**TASK INSTRUCTIONS:**
Tally the lines in the data that follows that include the word "Obec", and report nothing but the total.

**AVAILABLE RECORDS:**

-------------------------

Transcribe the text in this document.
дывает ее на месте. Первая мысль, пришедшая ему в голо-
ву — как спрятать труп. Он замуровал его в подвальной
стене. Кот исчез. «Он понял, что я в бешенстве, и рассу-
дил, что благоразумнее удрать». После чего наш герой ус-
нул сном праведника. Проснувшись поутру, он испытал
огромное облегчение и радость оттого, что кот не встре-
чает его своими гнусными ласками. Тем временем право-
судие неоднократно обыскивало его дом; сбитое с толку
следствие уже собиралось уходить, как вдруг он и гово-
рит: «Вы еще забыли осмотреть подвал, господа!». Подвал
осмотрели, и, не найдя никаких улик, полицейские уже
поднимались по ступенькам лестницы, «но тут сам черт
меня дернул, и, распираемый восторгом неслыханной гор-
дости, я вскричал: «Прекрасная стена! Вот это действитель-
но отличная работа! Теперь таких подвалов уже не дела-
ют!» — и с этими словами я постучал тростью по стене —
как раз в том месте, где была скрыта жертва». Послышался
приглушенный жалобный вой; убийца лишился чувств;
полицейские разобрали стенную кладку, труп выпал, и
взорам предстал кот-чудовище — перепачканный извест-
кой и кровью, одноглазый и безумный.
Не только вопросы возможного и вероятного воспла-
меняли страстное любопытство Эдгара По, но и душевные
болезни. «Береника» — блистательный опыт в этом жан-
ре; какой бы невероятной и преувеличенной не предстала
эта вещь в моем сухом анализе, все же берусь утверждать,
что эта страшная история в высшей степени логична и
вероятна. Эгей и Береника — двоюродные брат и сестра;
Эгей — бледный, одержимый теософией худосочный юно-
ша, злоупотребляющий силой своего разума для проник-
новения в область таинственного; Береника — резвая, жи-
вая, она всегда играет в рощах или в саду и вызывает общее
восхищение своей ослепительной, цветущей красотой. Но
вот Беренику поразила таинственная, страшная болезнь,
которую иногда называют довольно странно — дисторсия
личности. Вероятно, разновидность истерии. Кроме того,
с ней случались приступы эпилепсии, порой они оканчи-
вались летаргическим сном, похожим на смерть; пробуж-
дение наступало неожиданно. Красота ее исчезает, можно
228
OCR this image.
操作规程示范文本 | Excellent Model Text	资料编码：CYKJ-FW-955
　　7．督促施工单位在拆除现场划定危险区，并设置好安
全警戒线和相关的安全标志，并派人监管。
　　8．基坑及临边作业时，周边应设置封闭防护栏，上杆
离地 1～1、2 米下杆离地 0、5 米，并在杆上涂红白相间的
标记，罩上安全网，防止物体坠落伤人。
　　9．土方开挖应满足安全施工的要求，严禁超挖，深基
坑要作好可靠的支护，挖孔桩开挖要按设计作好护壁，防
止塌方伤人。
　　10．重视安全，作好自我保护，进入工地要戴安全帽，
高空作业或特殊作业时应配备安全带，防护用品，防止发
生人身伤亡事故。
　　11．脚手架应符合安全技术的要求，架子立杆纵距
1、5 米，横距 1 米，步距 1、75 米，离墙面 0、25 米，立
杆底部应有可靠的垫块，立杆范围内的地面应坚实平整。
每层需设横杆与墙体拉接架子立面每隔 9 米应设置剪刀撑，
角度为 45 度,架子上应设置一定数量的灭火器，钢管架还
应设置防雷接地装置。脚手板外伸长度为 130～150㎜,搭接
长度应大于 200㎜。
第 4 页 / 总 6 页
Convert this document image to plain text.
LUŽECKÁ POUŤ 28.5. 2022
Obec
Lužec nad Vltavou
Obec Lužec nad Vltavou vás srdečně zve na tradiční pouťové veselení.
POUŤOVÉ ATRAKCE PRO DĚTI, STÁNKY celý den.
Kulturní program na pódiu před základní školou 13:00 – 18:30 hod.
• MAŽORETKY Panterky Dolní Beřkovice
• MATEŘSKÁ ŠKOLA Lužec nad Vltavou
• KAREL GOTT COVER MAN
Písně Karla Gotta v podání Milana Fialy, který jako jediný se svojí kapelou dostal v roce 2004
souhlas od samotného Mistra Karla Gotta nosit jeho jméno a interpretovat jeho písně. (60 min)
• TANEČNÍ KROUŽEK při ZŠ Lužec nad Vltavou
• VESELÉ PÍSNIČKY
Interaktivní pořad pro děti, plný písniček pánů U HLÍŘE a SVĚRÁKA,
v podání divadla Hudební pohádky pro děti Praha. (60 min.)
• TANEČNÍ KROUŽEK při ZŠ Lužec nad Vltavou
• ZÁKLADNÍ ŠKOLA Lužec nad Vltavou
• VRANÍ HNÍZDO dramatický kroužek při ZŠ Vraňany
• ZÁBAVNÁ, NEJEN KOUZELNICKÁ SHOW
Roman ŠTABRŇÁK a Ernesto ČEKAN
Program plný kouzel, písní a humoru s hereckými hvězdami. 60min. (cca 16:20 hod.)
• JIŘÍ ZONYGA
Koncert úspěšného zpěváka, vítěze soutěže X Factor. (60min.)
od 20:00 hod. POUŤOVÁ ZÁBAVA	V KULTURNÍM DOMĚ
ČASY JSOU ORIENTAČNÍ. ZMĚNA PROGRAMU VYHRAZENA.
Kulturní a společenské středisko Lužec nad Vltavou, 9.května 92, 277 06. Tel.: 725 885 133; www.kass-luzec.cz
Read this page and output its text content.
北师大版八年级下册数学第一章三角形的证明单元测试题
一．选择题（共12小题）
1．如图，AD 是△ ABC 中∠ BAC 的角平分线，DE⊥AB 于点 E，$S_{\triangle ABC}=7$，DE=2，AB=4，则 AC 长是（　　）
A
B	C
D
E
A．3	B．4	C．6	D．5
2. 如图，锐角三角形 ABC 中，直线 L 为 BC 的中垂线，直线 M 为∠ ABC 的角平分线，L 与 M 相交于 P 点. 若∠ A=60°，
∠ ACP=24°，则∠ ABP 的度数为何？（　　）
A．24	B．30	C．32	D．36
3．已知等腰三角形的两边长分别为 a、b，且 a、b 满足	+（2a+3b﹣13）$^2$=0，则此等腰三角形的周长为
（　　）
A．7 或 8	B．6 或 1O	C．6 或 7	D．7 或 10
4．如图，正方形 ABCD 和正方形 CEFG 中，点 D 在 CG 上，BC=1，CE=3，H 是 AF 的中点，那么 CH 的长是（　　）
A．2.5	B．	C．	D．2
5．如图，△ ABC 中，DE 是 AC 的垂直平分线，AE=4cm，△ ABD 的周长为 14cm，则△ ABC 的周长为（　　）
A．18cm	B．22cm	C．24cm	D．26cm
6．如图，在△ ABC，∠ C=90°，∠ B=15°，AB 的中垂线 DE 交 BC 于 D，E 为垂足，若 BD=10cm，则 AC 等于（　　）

-------------------------

**SOLVED PROBLEM:**
2